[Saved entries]
• • • • •
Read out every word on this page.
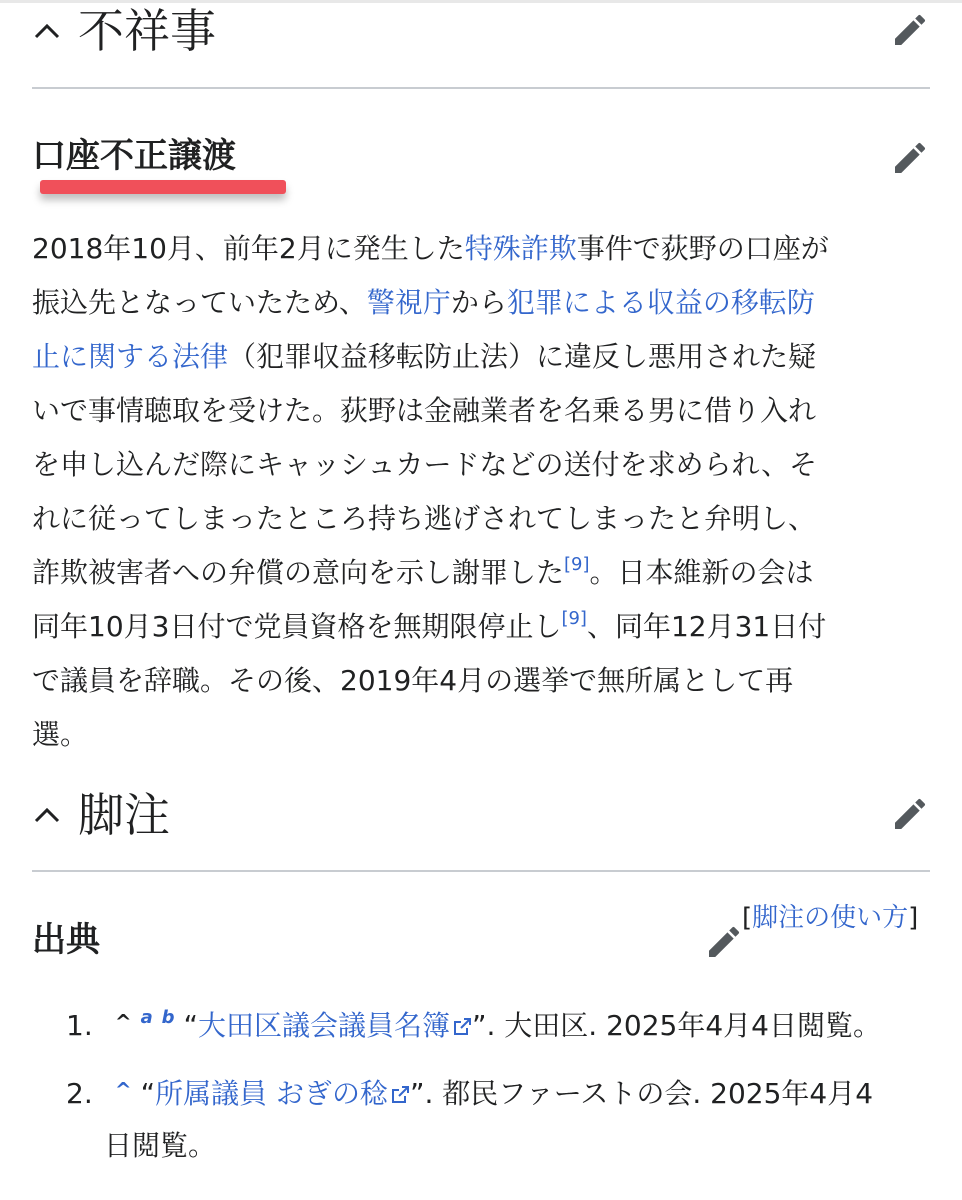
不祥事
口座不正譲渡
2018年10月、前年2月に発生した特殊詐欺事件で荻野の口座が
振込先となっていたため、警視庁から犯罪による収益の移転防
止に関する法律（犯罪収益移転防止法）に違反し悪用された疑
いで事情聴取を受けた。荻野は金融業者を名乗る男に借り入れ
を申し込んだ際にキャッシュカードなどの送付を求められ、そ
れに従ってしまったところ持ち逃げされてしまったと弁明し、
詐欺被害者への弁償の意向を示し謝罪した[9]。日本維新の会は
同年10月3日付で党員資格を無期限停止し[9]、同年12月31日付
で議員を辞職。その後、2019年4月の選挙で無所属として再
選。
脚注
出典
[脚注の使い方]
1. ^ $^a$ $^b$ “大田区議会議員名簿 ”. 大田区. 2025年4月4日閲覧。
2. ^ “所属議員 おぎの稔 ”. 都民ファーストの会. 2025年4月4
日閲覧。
• • • • •
▶ _The task_: Using the material above, set down every line exactly, but skip the pictures.

▶ _Reply to the task_:
Read out every word on this page.
不祥事
口座不正譲渡
2018年10月、前年2月に発生した特殊詐欺事件で荻野の口座が
振込先となっていたため、警視庁から犯罪による収益の移転防
止に関する法律（犯罪収益移転防止法）に違反し悪用された疑
いで事情聴取を受けた。荻野は金融業者を名乗る男に借り入れ
を申し込んだ際にキャッシュカードなどの送付を求められ、そ
れに従ってしまったところ持ち逃げされてしまったと弁明し、
詐欺被害者への弁償の意向を示し謝罪した[9]。日本維新の会は
同年10月3日付で党員資格を無期限停止し[9]、同年12月31日付
で議員を辞職。その後、2019年4月の選挙で無所属として再
選。
脚注
出典
[脚注の使い方]
1. ^ $^a$ $^b$ “大田区議会議員名簿 ”. 大田区. 2025年4月4日閲覧。
2. ^ “所属議員 おぎの稔 ”. 都民ファーストの会. 2025年4月4
日閲覧。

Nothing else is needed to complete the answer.